++++ SUPPLIED MATERIAL

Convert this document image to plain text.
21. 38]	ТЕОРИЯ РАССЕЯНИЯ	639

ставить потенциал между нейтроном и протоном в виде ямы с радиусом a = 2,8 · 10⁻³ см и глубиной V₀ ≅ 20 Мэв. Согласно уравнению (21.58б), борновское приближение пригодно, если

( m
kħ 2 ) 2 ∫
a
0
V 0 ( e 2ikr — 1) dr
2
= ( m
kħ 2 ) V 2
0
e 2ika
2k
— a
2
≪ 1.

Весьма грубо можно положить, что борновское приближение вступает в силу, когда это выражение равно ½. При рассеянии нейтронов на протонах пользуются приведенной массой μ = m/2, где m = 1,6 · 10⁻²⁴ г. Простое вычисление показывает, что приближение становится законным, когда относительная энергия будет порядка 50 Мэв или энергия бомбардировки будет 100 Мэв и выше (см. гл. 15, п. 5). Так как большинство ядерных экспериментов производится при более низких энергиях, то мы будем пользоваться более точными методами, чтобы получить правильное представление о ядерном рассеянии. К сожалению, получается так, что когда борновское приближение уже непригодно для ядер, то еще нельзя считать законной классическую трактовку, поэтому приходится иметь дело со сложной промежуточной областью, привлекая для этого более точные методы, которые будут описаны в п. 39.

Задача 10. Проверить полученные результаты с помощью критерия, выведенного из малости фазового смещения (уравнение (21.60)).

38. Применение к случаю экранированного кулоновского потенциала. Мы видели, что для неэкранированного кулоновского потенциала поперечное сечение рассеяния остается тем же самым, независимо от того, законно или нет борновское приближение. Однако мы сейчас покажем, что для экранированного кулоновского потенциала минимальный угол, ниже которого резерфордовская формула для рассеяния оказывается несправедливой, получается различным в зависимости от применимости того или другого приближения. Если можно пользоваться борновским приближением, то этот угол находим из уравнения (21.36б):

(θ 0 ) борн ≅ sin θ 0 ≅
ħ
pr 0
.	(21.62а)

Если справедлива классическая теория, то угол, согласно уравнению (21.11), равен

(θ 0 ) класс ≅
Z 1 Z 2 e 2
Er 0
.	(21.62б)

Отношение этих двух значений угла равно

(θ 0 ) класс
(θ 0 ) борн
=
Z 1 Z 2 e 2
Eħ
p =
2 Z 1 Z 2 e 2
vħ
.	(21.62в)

++++++++

:: PROBLEM DETAILS ::
Going through the lines above one by one, tally those with the word "уравнению" and give only the total.

:: SOLUTION FOR THIS PROBLEM ::
2